◆ REQUIRED TASK ◆
Give the entries back exactly, dropping each image.

◆ PROVIDED RECORDS ◆
[BEGIN]

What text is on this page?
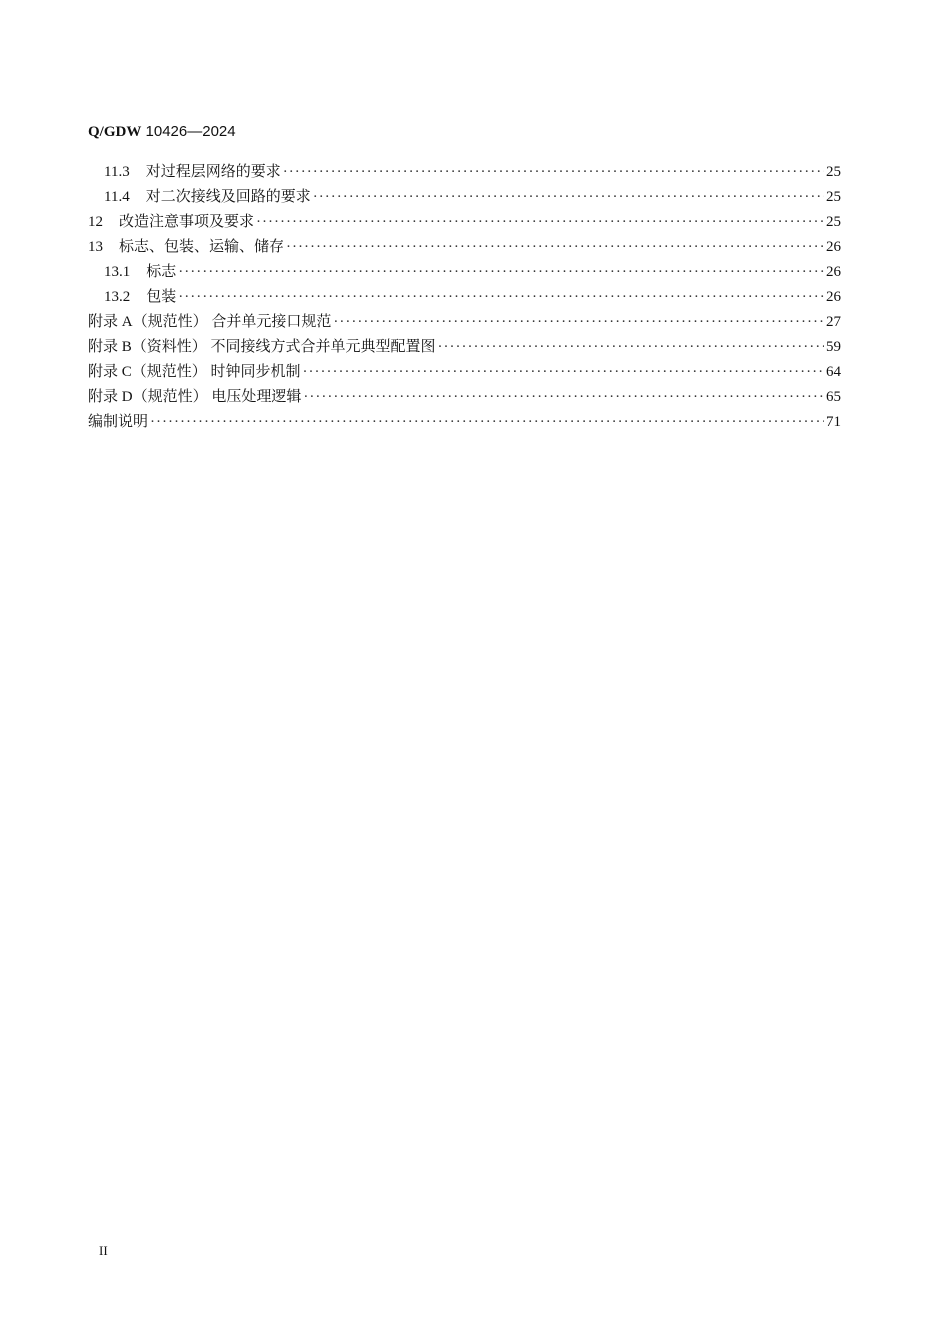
Q/GDW 10426—2024
11.3 对过程层网络的要求 ·····	25
11.4 对二次接线及回路的要求 ·····	25
12 改造注意事项及要求 ·····	25
13 标志、包装、运输、储存 ·····	26
13.1 标志 ·····	26
13.2 包装 ·····	26
附录 A（规范性） 合并单元接口规范 ·····	27
附录 B（资料性） 不同接线方式合并单元典型配置图 ·····	59
附录 C（规范性） 时钟同步机制 ·····	64
附录 D（规范性） 电压处理逻辑 ·····	65
编制说明 ·····	71
II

[END]

◆ TASK ANSWER ◆
What text is on this page?
Q/GDW 10426—2024
11.3 对过程层网络的要求 ·····	25
11.4 对二次接线及回路的要求 ·····	25
12 改造注意事项及要求 ·····	25
13 标志、包装、运输、储存 ·····	26
13.1 标志 ·····	26
13.2 包装 ·····	26
附录 A（规范性） 合并单元接口规范 ·····	27
附录 B（资料性） 不同接线方式合并单元典型配置图 ·····	59
附录 C（规范性） 时钟同步机制 ·····	64
附录 D（规范性） 电压处理逻辑 ·····	65
编制说明 ·····	71
II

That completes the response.